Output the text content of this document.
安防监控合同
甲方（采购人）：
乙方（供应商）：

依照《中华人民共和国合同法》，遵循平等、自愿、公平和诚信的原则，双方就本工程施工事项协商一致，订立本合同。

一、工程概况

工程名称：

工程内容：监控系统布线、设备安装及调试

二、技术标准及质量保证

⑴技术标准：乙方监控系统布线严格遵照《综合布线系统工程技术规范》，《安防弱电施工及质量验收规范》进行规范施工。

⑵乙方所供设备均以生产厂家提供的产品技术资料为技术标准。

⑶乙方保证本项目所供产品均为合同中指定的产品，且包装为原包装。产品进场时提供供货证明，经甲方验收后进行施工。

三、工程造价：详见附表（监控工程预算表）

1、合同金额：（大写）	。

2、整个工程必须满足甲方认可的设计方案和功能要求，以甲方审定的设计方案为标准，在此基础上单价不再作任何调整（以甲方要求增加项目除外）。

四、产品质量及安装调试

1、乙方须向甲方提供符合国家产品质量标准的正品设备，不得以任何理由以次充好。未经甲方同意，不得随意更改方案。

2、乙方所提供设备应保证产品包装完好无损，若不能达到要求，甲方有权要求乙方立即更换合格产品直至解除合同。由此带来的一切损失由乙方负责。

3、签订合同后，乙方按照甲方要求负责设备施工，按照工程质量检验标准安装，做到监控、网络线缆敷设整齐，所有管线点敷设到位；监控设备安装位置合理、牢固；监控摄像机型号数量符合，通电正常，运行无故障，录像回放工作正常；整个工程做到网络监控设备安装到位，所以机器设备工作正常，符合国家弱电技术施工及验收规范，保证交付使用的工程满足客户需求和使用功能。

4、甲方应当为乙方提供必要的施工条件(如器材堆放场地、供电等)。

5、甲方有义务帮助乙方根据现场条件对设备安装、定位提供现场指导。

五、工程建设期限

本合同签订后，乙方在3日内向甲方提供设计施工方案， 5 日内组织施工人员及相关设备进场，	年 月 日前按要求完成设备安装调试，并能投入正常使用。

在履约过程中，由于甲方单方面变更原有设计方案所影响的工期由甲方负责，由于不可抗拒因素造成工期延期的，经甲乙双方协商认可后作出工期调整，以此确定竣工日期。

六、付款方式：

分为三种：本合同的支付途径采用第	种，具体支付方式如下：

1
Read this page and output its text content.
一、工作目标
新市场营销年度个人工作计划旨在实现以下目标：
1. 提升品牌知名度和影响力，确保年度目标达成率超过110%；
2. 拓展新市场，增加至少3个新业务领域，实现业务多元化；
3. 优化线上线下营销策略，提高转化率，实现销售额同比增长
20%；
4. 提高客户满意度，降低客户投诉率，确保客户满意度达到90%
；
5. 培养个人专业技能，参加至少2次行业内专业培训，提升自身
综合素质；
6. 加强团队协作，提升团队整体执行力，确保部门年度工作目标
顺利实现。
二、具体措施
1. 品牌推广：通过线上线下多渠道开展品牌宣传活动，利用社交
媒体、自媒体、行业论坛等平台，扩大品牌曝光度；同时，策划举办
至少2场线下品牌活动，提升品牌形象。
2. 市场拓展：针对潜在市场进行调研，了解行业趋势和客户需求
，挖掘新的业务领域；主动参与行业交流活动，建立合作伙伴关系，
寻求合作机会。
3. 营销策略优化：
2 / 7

□ □ □ □

• _What is expected_
Within the records, how many lines include "this"? The answer is the number and nothing else.

• _Exercise answer_
2